--- Begin ---
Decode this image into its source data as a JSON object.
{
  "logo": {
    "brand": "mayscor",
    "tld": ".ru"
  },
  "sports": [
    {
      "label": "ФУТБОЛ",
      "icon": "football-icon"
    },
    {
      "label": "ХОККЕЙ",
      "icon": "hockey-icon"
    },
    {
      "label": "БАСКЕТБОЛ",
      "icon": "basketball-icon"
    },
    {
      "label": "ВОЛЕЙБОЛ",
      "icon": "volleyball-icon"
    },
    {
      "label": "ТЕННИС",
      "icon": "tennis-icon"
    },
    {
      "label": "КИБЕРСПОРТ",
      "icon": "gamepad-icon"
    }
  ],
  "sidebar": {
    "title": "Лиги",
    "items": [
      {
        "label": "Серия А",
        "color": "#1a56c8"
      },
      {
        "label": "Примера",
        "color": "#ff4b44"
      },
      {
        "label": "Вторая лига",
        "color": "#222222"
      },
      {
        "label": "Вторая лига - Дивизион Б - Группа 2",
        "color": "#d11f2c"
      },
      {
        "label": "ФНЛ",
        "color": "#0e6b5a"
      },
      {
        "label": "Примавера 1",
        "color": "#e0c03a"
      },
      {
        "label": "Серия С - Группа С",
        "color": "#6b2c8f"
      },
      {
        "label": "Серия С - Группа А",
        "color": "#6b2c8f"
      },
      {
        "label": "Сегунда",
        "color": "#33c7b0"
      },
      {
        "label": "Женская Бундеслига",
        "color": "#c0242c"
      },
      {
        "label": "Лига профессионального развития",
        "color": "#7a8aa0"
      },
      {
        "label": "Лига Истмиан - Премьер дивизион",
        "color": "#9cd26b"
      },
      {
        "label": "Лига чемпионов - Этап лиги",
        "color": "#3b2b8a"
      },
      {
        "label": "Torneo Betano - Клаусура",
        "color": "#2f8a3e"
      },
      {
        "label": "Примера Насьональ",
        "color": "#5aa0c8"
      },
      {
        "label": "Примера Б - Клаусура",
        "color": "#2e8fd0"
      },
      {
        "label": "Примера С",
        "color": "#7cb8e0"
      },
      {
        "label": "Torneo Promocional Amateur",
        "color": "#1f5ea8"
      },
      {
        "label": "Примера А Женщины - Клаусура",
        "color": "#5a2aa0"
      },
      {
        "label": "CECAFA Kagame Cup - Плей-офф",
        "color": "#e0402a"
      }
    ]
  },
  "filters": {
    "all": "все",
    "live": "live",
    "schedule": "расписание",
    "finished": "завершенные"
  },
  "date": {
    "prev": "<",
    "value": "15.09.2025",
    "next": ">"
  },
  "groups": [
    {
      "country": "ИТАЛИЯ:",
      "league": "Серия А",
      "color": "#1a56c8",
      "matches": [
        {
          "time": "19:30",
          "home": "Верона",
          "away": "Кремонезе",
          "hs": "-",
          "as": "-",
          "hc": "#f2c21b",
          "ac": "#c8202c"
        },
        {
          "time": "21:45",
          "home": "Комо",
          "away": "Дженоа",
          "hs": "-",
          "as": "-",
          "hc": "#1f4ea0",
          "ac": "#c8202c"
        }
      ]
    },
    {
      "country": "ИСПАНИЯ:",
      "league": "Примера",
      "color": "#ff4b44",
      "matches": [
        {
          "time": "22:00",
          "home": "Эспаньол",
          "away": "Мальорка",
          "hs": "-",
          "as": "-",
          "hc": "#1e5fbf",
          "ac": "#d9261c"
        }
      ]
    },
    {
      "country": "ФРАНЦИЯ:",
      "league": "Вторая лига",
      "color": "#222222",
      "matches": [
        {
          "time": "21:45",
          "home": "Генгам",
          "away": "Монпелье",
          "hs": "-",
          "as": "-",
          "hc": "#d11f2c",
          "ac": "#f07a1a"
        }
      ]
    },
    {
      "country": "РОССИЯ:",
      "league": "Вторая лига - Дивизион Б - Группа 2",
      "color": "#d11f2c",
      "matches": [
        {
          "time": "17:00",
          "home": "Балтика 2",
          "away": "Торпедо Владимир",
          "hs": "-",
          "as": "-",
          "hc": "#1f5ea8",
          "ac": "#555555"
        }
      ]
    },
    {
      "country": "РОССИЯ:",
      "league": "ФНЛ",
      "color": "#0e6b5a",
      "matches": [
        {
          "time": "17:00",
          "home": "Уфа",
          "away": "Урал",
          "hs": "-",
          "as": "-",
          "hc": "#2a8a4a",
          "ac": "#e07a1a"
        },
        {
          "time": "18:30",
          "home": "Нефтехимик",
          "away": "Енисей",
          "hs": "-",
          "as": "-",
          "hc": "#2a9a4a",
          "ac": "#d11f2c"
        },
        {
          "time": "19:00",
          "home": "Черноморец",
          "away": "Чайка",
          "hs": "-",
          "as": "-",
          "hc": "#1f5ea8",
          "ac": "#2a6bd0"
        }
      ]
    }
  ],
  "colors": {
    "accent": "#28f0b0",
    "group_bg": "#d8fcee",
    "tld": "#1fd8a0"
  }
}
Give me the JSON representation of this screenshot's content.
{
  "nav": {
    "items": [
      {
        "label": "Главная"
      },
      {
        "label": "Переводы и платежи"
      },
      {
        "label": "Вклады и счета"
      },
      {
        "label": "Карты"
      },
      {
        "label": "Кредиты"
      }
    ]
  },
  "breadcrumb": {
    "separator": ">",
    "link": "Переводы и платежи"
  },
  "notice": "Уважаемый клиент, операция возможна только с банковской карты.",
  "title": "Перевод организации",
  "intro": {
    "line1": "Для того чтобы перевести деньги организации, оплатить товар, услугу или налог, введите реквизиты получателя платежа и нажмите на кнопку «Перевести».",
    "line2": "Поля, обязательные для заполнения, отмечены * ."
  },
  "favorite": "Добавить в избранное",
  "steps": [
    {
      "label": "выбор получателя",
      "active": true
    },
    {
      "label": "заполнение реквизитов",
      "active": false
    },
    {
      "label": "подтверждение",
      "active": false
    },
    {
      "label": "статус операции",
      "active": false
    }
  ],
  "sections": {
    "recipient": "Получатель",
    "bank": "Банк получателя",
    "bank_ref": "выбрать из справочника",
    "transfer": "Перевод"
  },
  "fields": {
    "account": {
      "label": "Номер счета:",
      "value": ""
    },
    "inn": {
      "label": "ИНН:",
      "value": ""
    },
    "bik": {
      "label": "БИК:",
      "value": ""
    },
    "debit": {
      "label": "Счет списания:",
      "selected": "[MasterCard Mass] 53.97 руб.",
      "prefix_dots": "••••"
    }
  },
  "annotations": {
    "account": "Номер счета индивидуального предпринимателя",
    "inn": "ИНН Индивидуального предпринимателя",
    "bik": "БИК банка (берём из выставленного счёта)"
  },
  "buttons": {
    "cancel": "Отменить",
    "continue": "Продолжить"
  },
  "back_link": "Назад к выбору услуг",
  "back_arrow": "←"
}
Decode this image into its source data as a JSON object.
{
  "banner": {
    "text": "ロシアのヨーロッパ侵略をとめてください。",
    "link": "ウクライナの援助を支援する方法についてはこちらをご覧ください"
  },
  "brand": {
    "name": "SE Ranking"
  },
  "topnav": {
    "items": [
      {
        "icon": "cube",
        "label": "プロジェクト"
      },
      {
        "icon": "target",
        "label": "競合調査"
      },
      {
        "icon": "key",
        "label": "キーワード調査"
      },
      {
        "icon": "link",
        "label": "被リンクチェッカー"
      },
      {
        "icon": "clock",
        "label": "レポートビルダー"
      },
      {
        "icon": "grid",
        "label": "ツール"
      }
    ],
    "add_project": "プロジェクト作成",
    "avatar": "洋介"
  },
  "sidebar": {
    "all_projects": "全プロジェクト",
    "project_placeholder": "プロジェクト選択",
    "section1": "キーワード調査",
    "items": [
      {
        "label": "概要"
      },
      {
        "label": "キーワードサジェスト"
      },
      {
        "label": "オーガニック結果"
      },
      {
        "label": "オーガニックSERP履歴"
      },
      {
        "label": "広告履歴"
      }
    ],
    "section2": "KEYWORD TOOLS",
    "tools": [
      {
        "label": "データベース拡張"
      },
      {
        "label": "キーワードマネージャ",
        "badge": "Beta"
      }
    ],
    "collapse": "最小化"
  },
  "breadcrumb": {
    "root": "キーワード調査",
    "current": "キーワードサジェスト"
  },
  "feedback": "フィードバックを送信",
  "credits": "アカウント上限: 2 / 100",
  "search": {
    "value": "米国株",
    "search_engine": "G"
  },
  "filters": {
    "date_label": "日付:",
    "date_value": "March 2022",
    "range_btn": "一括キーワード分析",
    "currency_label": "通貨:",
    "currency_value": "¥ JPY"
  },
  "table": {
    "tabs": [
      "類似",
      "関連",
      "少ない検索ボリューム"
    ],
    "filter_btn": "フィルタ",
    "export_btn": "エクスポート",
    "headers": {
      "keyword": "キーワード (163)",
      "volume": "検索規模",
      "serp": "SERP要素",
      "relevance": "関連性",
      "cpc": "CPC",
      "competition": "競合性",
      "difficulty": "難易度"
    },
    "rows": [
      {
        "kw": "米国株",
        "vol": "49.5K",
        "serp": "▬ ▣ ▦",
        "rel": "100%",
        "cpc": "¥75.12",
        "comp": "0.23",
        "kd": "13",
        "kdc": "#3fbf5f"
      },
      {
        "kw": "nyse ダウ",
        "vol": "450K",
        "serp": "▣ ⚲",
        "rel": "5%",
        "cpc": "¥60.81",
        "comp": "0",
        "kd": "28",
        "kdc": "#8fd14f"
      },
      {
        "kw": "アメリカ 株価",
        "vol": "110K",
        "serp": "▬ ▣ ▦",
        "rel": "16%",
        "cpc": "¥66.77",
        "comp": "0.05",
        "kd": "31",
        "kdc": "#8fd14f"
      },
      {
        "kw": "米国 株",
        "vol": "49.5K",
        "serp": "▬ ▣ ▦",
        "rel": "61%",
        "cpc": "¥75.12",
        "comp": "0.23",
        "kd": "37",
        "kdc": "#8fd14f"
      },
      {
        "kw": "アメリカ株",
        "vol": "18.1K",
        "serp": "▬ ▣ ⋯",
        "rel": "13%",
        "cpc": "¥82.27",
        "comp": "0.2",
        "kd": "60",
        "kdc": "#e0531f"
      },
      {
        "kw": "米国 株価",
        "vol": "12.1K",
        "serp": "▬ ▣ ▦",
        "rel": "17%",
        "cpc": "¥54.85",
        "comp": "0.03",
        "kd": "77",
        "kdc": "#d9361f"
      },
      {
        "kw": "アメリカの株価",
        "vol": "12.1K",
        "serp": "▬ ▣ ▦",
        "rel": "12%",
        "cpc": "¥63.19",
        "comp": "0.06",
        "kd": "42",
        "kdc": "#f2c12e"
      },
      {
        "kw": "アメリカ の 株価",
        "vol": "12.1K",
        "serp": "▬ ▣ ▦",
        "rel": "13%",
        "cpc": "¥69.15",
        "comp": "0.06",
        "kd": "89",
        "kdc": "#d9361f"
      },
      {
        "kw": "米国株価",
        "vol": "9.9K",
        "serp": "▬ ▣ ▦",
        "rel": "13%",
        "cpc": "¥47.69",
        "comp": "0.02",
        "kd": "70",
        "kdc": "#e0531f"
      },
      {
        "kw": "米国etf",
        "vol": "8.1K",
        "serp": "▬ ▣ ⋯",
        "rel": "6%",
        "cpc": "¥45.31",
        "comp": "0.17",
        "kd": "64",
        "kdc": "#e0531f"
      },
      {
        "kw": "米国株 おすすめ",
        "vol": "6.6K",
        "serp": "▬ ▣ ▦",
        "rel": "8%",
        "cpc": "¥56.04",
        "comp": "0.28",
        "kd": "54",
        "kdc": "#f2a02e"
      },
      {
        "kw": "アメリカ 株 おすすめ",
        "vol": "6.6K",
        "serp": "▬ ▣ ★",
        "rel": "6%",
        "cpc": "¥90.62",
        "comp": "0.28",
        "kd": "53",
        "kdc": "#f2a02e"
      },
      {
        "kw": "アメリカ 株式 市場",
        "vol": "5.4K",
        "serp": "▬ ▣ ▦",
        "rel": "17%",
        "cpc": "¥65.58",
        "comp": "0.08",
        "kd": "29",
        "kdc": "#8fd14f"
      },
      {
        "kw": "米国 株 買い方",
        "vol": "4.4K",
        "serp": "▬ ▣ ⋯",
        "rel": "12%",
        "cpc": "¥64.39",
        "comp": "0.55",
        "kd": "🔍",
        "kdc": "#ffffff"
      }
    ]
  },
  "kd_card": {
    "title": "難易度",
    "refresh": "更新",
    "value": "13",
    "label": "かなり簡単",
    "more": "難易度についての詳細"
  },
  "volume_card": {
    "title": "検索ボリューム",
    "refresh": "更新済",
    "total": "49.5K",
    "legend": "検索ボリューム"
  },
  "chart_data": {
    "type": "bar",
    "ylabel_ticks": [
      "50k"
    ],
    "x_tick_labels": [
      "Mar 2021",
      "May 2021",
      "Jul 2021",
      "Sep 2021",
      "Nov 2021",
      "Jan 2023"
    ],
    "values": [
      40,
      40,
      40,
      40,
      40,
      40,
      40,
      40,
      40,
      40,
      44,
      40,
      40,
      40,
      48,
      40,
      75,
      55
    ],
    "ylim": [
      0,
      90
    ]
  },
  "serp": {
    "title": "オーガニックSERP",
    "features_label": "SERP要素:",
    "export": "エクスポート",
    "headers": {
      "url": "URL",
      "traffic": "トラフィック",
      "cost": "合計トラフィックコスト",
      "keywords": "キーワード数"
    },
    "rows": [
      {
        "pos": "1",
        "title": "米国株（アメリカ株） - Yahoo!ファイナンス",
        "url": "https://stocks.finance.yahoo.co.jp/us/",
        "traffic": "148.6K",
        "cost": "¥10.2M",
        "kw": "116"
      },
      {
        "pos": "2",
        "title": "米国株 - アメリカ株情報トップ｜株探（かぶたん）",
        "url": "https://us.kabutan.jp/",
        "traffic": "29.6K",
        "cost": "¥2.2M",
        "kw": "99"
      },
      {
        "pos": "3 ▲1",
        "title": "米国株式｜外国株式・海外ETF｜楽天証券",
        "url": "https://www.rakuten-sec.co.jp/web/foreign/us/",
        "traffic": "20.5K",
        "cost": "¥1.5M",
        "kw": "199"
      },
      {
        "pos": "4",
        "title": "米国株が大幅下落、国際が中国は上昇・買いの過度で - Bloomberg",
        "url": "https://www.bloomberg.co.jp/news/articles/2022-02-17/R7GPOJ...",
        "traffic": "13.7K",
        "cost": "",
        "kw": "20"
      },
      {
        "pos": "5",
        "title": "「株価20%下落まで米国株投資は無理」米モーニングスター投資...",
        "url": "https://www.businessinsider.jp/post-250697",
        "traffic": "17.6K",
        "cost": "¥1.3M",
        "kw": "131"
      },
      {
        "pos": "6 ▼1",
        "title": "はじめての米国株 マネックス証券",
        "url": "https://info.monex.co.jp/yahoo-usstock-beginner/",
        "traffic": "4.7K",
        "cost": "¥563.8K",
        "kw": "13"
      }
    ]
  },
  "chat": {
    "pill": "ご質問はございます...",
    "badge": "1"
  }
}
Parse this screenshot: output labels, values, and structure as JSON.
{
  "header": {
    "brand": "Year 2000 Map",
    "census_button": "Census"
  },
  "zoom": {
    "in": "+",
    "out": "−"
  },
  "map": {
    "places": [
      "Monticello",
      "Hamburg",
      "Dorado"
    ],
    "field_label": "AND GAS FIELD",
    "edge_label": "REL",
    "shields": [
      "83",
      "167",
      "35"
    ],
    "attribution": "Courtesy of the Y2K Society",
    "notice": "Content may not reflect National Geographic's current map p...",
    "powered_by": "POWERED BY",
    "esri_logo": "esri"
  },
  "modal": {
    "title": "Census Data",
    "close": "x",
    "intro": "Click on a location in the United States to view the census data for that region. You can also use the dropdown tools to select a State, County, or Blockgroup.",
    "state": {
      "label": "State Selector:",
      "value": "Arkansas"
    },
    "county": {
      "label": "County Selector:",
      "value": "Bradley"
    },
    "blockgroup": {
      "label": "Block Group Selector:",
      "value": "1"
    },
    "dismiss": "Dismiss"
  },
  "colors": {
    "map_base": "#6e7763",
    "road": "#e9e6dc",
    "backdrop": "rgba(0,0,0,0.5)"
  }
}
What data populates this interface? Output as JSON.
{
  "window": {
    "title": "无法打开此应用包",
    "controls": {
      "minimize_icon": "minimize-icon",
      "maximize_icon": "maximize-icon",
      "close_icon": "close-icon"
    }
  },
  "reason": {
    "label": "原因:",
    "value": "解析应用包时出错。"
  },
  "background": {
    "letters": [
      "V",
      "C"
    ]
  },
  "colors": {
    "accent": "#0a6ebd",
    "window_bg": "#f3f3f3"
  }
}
--- End ---
What is asked: Each line from the one containing "What data populates" through the end of the entries, both included, is to be returned exactly, with no other lines.

Task result:
What data populates this interface? Output as JSON.
{
  "window": {
    "title": "无法打开此应用包",
    "controls": {
      "minimize_icon": "minimize-icon",
      "maximize_icon": "maximize-icon",
      "close_icon": "close-icon"
    }
  },
  "reason": {
    "label": "原因:",
    "value": "解析应用包时出错。"
  },
  "background": {
    "letters": [
      "V",
      "C"
    ]
  },
  "colors": {
    "accent": "#0a6ebd",
    "window_bg": "#f3f3f3"
  }
}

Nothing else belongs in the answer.